* [What you are asked to do]: Identify each line containing the word "your" and copy it.

* [Data rows]:
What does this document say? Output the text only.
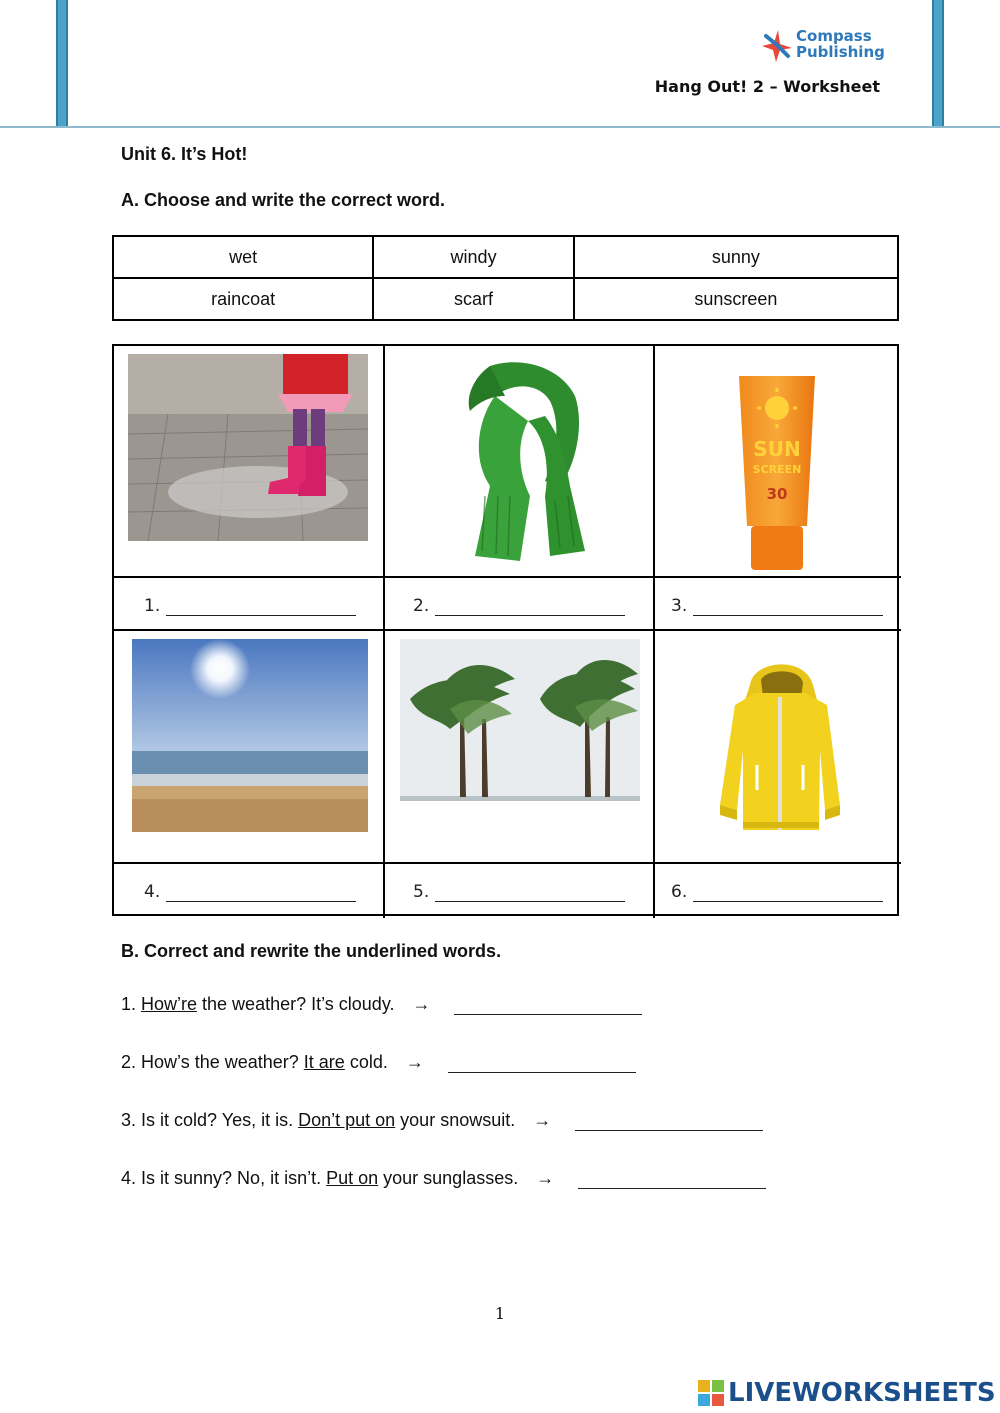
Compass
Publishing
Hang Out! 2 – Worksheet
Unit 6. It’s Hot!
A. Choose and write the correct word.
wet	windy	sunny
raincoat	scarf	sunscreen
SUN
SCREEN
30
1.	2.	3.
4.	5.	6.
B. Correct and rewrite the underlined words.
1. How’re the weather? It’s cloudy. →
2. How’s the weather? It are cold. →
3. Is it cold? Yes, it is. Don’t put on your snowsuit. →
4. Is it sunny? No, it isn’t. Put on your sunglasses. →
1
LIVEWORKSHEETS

* * *

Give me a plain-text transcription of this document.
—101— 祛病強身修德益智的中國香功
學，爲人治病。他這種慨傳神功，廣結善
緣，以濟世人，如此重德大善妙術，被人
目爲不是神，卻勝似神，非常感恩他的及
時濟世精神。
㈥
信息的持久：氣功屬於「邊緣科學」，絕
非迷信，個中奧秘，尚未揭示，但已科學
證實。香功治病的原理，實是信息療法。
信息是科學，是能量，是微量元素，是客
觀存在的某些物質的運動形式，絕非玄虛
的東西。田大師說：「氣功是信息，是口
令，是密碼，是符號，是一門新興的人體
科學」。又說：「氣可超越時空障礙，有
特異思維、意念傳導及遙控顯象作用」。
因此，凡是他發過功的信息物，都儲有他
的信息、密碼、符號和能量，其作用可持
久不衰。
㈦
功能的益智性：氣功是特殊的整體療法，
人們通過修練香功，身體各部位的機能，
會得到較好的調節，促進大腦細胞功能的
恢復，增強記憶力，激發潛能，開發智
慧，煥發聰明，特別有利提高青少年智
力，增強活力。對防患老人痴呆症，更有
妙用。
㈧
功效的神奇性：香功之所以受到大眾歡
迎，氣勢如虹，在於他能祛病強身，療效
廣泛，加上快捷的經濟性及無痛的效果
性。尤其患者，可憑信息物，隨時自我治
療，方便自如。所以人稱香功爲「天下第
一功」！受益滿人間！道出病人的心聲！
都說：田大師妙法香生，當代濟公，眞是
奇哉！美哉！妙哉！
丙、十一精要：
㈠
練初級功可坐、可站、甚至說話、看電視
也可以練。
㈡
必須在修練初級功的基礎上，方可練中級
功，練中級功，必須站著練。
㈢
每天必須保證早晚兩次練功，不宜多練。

* [Reply]:
3. Is it cold? Yes, it is. Don’t put on your snowsuit. →
4. Is it sunny? No, it isn’t. Put on your sunglasses. →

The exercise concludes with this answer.